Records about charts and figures
^^^^^^^^

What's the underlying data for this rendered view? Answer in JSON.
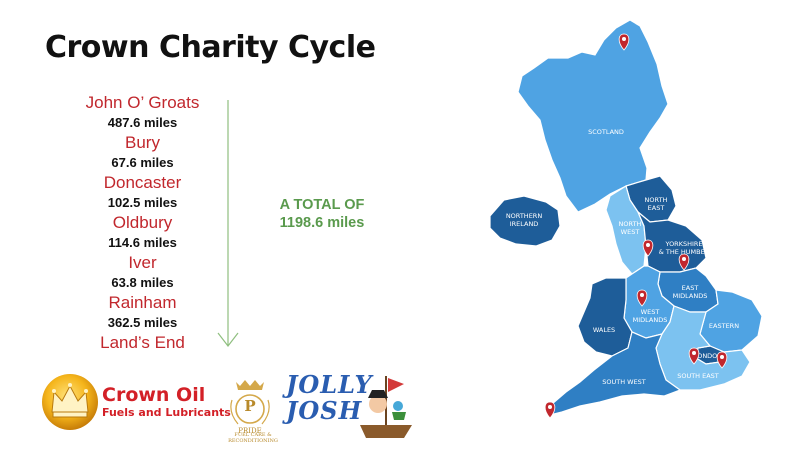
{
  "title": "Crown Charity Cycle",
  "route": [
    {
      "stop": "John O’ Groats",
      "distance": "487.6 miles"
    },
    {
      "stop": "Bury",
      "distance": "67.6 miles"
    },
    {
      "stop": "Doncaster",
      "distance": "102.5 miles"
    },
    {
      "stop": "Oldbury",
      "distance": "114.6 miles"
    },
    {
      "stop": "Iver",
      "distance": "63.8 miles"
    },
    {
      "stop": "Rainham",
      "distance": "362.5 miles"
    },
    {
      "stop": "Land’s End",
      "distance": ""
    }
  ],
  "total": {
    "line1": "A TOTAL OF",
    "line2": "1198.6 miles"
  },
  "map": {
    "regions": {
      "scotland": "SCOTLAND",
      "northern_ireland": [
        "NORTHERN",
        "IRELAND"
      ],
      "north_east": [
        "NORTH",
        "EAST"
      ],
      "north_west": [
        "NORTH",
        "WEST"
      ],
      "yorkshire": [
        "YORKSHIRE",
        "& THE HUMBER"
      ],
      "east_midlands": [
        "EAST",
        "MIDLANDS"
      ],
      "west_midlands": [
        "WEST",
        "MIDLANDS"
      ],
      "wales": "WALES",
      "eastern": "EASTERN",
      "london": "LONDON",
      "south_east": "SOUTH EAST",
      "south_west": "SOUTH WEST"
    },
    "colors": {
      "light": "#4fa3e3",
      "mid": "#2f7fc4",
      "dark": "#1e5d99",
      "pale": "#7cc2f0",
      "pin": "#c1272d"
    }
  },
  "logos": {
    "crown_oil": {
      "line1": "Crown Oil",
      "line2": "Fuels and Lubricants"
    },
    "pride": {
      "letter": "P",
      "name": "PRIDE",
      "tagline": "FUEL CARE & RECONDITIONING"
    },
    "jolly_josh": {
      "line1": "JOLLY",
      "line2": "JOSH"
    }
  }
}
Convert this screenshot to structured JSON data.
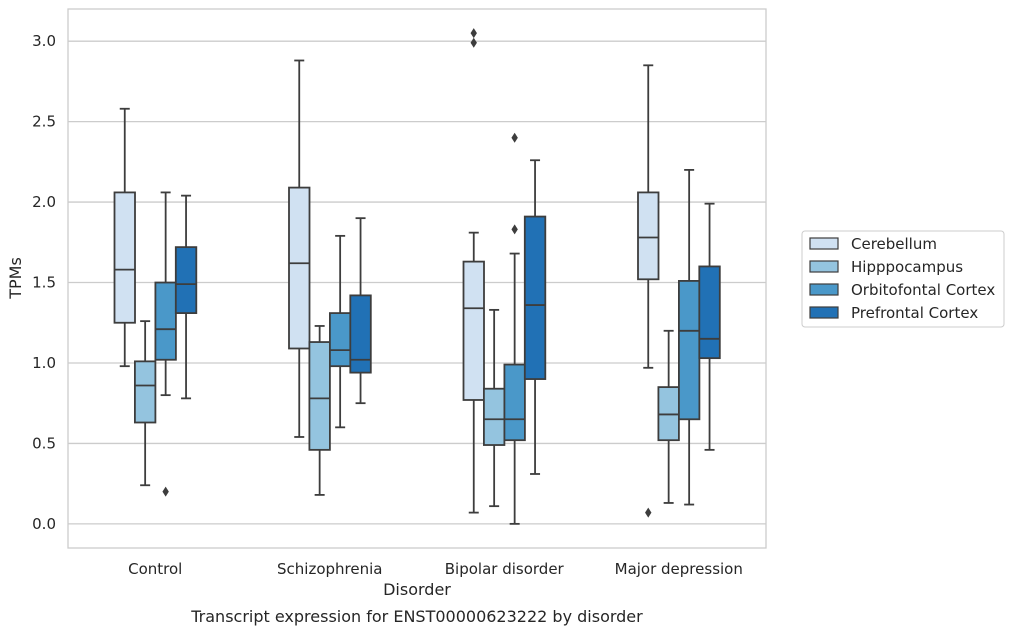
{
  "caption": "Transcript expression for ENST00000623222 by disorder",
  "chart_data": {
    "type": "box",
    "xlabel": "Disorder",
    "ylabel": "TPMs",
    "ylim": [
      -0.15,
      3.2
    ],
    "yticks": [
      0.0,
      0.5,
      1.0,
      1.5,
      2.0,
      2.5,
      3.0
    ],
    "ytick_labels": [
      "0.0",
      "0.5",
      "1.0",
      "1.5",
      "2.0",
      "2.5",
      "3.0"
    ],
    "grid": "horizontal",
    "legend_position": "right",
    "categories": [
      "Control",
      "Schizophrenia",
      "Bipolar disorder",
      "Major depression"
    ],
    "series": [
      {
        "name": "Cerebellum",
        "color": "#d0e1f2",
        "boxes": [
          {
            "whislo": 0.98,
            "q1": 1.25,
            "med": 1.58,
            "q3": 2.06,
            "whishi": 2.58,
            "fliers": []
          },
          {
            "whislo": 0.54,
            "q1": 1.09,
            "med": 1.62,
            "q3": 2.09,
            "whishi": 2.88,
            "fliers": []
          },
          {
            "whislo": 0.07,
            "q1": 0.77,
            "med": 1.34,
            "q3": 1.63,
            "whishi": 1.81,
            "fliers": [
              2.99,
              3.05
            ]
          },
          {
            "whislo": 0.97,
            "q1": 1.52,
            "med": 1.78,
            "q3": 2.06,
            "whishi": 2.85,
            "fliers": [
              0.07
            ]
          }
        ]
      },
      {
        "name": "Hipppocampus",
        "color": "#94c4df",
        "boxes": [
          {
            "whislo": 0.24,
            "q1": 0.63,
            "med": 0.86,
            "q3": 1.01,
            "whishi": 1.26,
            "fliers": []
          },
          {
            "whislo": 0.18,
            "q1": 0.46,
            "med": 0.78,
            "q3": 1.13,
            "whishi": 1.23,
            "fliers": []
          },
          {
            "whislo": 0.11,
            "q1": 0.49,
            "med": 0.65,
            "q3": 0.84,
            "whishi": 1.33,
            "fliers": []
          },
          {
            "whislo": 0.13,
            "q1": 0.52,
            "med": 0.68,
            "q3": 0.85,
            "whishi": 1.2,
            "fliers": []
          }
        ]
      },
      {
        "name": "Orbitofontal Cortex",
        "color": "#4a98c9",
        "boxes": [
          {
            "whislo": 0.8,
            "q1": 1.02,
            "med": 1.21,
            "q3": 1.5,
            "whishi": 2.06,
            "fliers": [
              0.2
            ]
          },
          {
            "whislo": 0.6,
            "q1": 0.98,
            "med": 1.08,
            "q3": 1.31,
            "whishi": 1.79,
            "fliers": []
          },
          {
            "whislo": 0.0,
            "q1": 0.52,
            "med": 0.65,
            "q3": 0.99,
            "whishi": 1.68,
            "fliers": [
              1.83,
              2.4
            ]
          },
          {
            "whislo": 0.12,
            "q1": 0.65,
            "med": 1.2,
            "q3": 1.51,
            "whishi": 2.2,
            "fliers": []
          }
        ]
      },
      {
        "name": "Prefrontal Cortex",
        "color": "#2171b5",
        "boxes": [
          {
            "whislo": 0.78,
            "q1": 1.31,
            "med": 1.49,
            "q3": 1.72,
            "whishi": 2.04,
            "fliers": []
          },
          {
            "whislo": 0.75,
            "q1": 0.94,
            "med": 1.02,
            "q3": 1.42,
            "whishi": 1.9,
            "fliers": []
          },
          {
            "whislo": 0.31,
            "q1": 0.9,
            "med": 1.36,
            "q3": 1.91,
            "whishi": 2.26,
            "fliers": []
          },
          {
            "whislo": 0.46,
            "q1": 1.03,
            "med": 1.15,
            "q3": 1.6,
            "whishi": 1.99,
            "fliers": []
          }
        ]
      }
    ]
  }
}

^^^^^^^^

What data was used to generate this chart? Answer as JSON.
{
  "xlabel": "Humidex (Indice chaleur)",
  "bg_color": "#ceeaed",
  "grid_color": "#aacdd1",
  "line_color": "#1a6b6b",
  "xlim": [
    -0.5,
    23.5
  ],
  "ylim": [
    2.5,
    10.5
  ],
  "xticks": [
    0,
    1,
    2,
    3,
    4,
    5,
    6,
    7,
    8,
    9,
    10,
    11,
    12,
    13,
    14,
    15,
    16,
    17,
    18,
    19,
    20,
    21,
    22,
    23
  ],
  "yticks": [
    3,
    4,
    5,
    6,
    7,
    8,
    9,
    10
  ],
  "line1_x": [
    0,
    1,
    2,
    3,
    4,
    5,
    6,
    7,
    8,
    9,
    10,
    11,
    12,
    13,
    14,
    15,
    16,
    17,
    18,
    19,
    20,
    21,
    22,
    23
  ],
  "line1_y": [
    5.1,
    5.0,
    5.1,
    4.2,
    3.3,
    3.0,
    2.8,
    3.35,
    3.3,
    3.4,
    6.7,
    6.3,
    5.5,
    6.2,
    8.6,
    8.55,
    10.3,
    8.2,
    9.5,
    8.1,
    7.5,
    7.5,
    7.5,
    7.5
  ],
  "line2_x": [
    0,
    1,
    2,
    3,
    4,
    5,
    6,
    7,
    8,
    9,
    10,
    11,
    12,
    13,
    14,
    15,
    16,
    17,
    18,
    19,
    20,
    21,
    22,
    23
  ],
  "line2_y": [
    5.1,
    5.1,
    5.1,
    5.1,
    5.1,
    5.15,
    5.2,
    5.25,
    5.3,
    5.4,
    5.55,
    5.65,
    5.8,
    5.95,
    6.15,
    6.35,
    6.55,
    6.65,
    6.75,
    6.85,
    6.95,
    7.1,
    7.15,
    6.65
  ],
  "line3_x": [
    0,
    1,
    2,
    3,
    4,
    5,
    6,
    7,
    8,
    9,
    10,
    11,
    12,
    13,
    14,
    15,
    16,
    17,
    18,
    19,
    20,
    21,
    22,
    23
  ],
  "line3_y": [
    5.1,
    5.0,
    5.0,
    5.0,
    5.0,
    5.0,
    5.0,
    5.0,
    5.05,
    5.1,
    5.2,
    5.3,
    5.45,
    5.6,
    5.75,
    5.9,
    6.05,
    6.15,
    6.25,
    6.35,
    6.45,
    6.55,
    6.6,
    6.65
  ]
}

^^^^^^^^

== AIM OF THE TASK ==
Determine how many lines in the data above contain the string "stop". Give nothing except the number.

== IN RESPONSE ==
7